*What you should do:* An exact copy of the records is required, minus the pictures they hold.

*Stored rows:*
★ ★ ★

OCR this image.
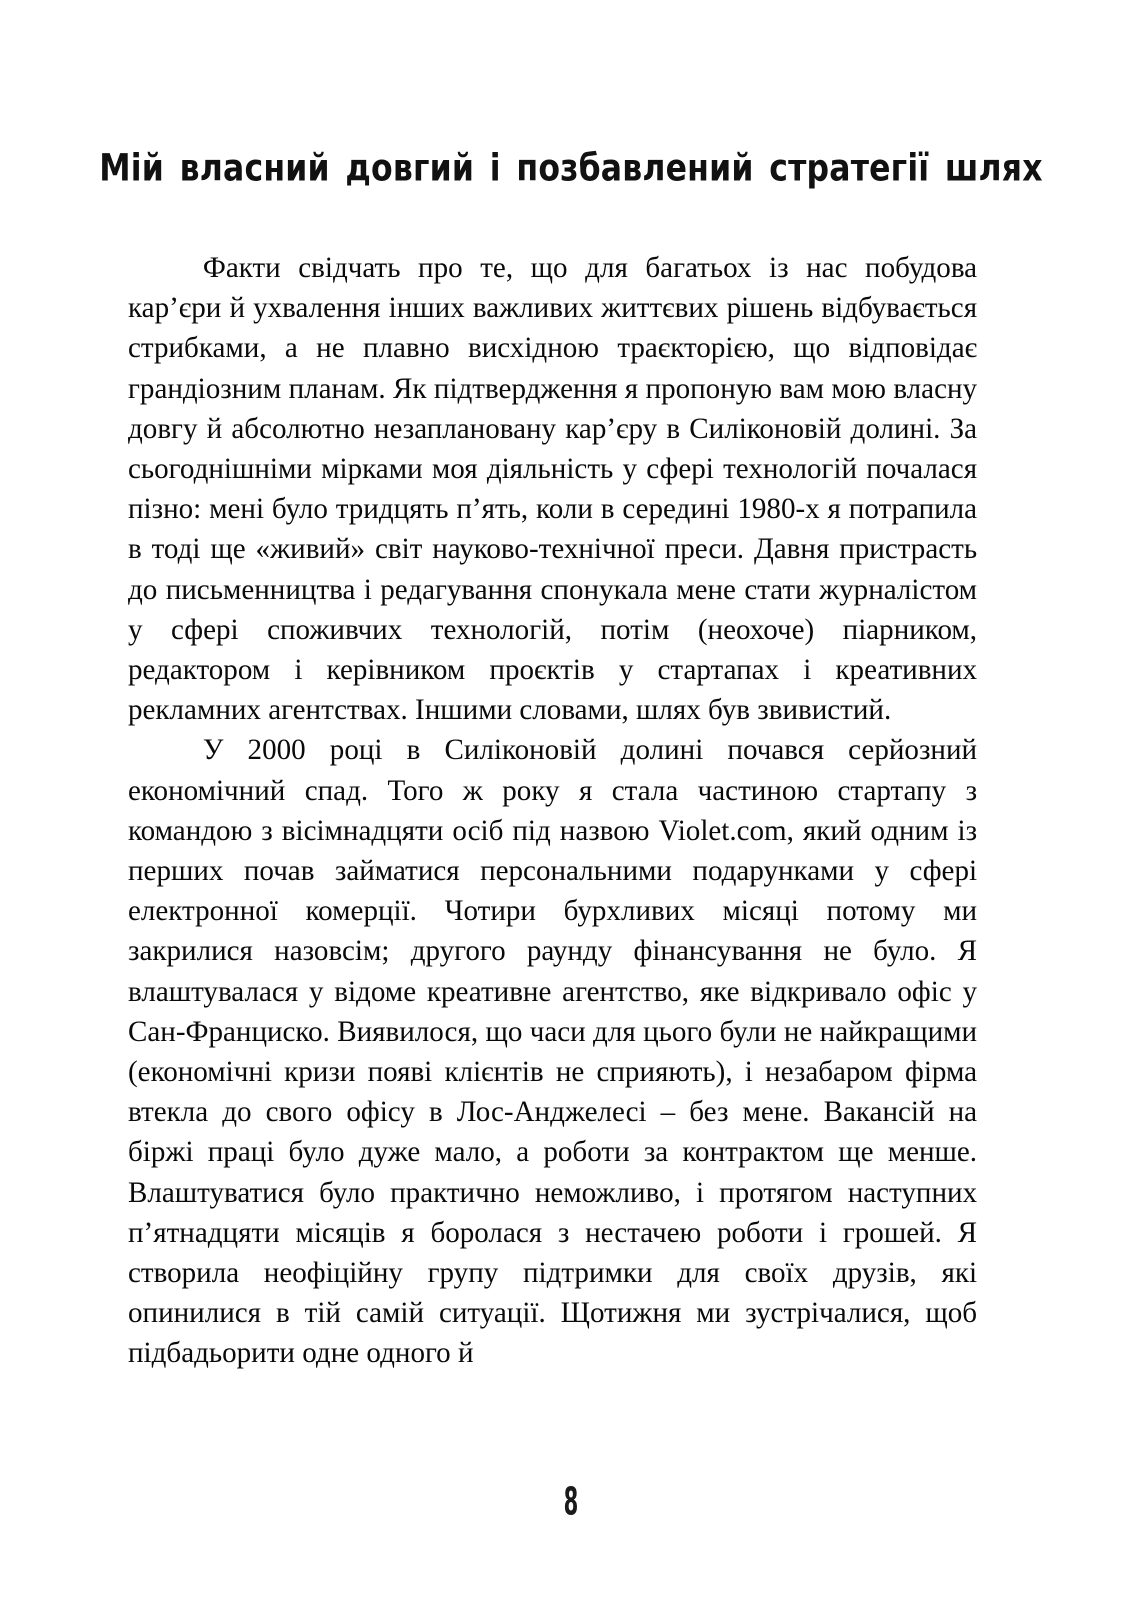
Мій власний довгий і позбавлений стратегії шлях

Факти свідчать про те, що для багатьох із нас побудова кар’єри й ухвалення інших важливих життєвих рішень відбувається стрибками, а не плавно висхідною траєкторією, що відповідає грандіозним планам. Як підтвердження я пропоную вам мою власну довгу й абсолютно незаплановану кар’єру в Силіконовій долині. За сьогоднішніми мірками моя діяльність у сфері технологій почалася пізно: мені було тридцять п’ять, коли в середині 1980-х я потрапила в тоді ще «живий» світ науково-технічної преси. Давня пристрасть до письменництва і редагування спонукала мене стати журналістом у сфері споживчих технологій, потім (неохоче) піарником, редактором і керівником проєктів у стартапах і креативних рекламних агентствах. Іншими словами, шлях був звивистий.

У 2000 році в Силіконовій долині почався серйозний економічний спад. Того ж року я стала частиною стартапу з командою з вісімнадцяти осіб під назвою Violet.com, який одним із перших почав займатися персональними подарунками у сфері електронної комерції. Чотири бурхливих місяці потому ми закрилися назовсім; другого раунду фінансування не було. Я влаштувалася у відоме креативне агентство, яке відкривало офіс у Сан-Франциско. Виявилося, що часи для цього були не найкращими (економічні кризи появі клієнтів не сприяють), і незабаром фірма втекла до свого офісу в Лос-Анджелесі – без мене. Вакансій на біржі праці було дуже мало, а роботи за контрактом ще менше. Влаштуватися було практично неможливо, і протягом наступних п’ятнадцяти місяців я боролася з нестачею роботи і грошей. Я створила неофіційну групу підтримки для своїх друзів, які опинилися в тій самій ситуації. Щотижня ми зустрічалися, щоб підбадьорити одне одного й

8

★ ★ ★

*Written response:*
OCR this image.
Мій власний довгий і позбавлений стратегії шлях

Факти свідчать про те, що для багатьох із нас побудова кар’єри й ухвалення інших важливих життєвих рішень відбувається стрибками, а не плавно висхідною траєкторією, що відповідає грандіозним планам. Як підтвердження я пропоную вам мою власну довгу й абсолютно незаплановану кар’єру в Силіконовій долині. За сьогоднішніми мірками моя діяльність у сфері технологій почалася пізно: мені було тридцять п’ять, коли в середині 1980-х я потрапила в тоді ще «живий» світ науково-технічної преси. Давня пристрасть до письменництва і редагування спонукала мене стати журналістом у сфері споживчих технологій, потім (неохоче) піарником, редактором і керівником проєктів у стартапах і креативних рекламних агентствах. Іншими словами, шлях був звивистий.

У 2000 році в Силіконовій долині почався серйозний економічний спад. Того ж року я стала частиною стартапу з командою з вісімнадцяти осіб під назвою Violet.com, який одним із перших почав займатися персональними подарунками у сфері електронної комерції. Чотири бурхливих місяці потому ми закрилися назовсім; другого раунду фінансування не було. Я влаштувалася у відоме креативне агентство, яке відкривало офіс у Сан-Франциско. Виявилося, що часи для цього були не найкращими (економічні кризи появі клієнтів не сприяють), і незабаром фірма втекла до свого офісу в Лос-Анджелесі – без мене. Вакансій на біржі праці було дуже мало, а роботи за контрактом ще менше. Влаштуватися було практично неможливо, і протягом наступних п’ятнадцяти місяців я боролася з нестачею роботи і грошей. Я створила неофіційну групу підтримки для своїх друзів, які опинилися в тій самій ситуації. Щотижня ми зустрічалися, щоб підбадьорити одне одного й

8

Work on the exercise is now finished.